GOAL A —
Copy everything in the virtio_mmio patch from "Extend the configuration" down to "the passed parameters.".

SELECTION —
========================================================================

Extend the configuration format so that the user can specify an IRQ
range. This prepares ground for registering multiple IRQs per device.

Because we need to stay backward compatible with VMMs which don't yet use
the new format, fall back to the old one if we fail to find an IRQ range in
the passed parameters.

Signed-off-by: Jakub Sitnicki <[email protected]>
---
drivers/virtio/virtio_mmio.c | 77 ++++++++++++++++++++++++++++++--------------
1 file changed, 52 insertions(+), 25 deletions(-)

diff --git a/drivers/virtio/virtio_mmio.c b/drivers/virtio/virtio_mmio.c
index 97760f611295..06a587b23542 100644
--- a/drivers/virtio/virtio_mmio.c
+++ b/drivers/virtio/virtio_mmio.c
@@ -39,11 +39,12 @@
* 3. Kernel module (or command line) parameter. Can be used more than once -
* one device will be created for each one. Syntax:
*
- * [virtio_mmio.]device=<size>@<baseaddr>:<irq>[:<id>]
+ * [virtio_mmio.]device=<size>@<baseaddr>:<irq>[-<irq last>][:<id>]
* where:
* <size> := size (can use standard suffixes like K, M or G)
* <baseaddr> := physical base address
- * <irq> := interrupt number (as passed to request_irq())
+ * <irq> := first interrupt number (as passed to request_irq())
+ * <irq last> := (optional) last interrupt number
* <id> := (optional) platform device id
* eg.:
* virtio_mmio.device=0x100@0x100b0000:48 \
@@ -712,36 +713,38 @@ static int vm_cmdline_set(const char *device,
const struct kernel_param *kp)

========================================================================

[Lines of data]
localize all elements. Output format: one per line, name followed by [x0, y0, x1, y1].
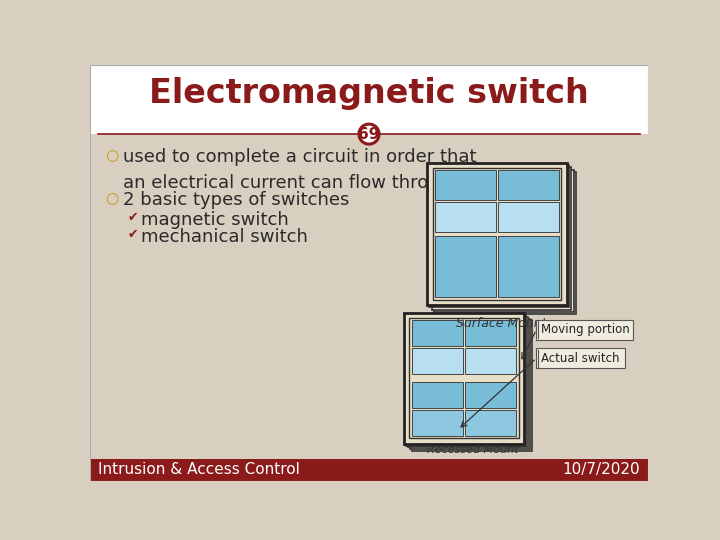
FancyBboxPatch shape: [90, 459, 648, 481]
FancyBboxPatch shape: [408, 316, 528, 448]
FancyBboxPatch shape: [432, 167, 571, 309]
FancyBboxPatch shape: [498, 170, 559, 200]
FancyBboxPatch shape: [406, 315, 526, 446]
FancyBboxPatch shape: [90, 65, 648, 134]
FancyBboxPatch shape: [465, 382, 516, 408]
FancyBboxPatch shape: [410, 319, 530, 449]
FancyBboxPatch shape: [412, 410, 463, 436]
Text: ○: ○: [106, 148, 119, 163]
Text: mechanical switch: mechanical switch: [141, 228, 308, 246]
FancyBboxPatch shape: [404, 313, 524, 444]
FancyBboxPatch shape: [498, 236, 559, 298]
FancyBboxPatch shape: [427, 163, 567, 305]
FancyBboxPatch shape: [429, 165, 569, 307]
Text: Actual switch: Actual switch: [541, 352, 619, 365]
Text: ○: ○: [106, 191, 119, 206]
FancyBboxPatch shape: [536, 348, 625, 368]
Text: used to complete a circuit in order that
an electrical current can flow through : used to complete a circuit in order that…: [122, 148, 485, 192]
Text: Intrusion & Access Control: Intrusion & Access Control: [98, 462, 300, 477]
Text: 69: 69: [359, 126, 379, 141]
Text: ✔: ✔: [127, 228, 138, 241]
Circle shape: [359, 124, 379, 144]
FancyBboxPatch shape: [433, 168, 561, 300]
Text: 2 basic types of switches: 2 basic types of switches: [122, 191, 349, 209]
FancyBboxPatch shape: [412, 348, 463, 374]
FancyBboxPatch shape: [465, 410, 516, 436]
FancyBboxPatch shape: [412, 320, 532, 451]
Text: Recessed Mount: Recessed Mount: [427, 445, 518, 455]
FancyBboxPatch shape: [436, 172, 576, 314]
Text: Surface Mount: Surface Mount: [456, 318, 546, 330]
FancyBboxPatch shape: [536, 320, 632, 340]
FancyBboxPatch shape: [409, 318, 518, 438]
Text: Electromagnetic switch: Electromagnetic switch: [149, 77, 589, 110]
FancyBboxPatch shape: [465, 320, 516, 346]
Text: 10/7/2020: 10/7/2020: [562, 462, 640, 477]
FancyBboxPatch shape: [435, 202, 495, 232]
FancyBboxPatch shape: [498, 202, 559, 232]
FancyBboxPatch shape: [412, 320, 463, 346]
Text: ✔: ✔: [127, 211, 138, 224]
FancyBboxPatch shape: [412, 382, 463, 408]
FancyBboxPatch shape: [434, 170, 574, 312]
FancyBboxPatch shape: [465, 348, 516, 374]
FancyBboxPatch shape: [435, 170, 495, 200]
Text: magnetic switch: magnetic switch: [141, 211, 289, 229]
Text: Moving portion: Moving portion: [541, 323, 630, 336]
FancyBboxPatch shape: [435, 236, 495, 298]
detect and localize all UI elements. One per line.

========================================================================

GOAL B —
In the records, switch "FancyBboxPatch" to "RoundedBox" in everything from the line containing "FancyBboxPatch shape: [90, 459, 648, 481]" down to the line containing "Text: ✔: ✔: [127, 228, 138, 241]", leaving all else unchanged. Return only those lines.

WRITTEN SOLUTION A —
Extend the configuration format so that the user can specify an IRQ
range. This prepares ground for registering multiple IRQs per device.

Because we need to stay backward compatible with VMMs which don't yet use
the new format, fall back to the old one if we fail to find an IRQ range in
the passed parameters.

WRITTEN SOLUTION B —
RoundedBox shape: [90, 459, 648, 481]
RoundedBox shape: [408, 316, 528, 448]
RoundedBox shape: [432, 167, 571, 309]
RoundedBox shape: [498, 170, 559, 200]
RoundedBox shape: [406, 315, 526, 446]
RoundedBox shape: [90, 65, 648, 134]
RoundedBox shape: [465, 382, 516, 408]
RoundedBox shape: [410, 319, 530, 449]
RoundedBox shape: [412, 410, 463, 436]
Text: ○: ○: [106, 148, 119, 163]
Text: mechanical switch: mechanical switch: [141, 228, 308, 246]
RoundedBox shape: [404, 313, 524, 444]
RoundedBox shape: [498, 236, 559, 298]
RoundedBox shape: [427, 163, 567, 305]
RoundedBox shape: [429, 165, 569, 307]
Text: Actual switch: Actual switch: [541, 352, 619, 365]
Text: ○: ○: [106, 191, 119, 206]
RoundedBox shape: [536, 348, 625, 368]
Text: used to complete a circuit in order that
an electrical current can flow through : used to complete a circuit in order that…: [122, 148, 485, 192]
Text: Intrusion & Access Control: Intrusion & Access Control: [98, 462, 300, 477]
Text: 69: 69: [359, 126, 379, 141]
Text: ✔: ✔: [127, 228, 138, 241]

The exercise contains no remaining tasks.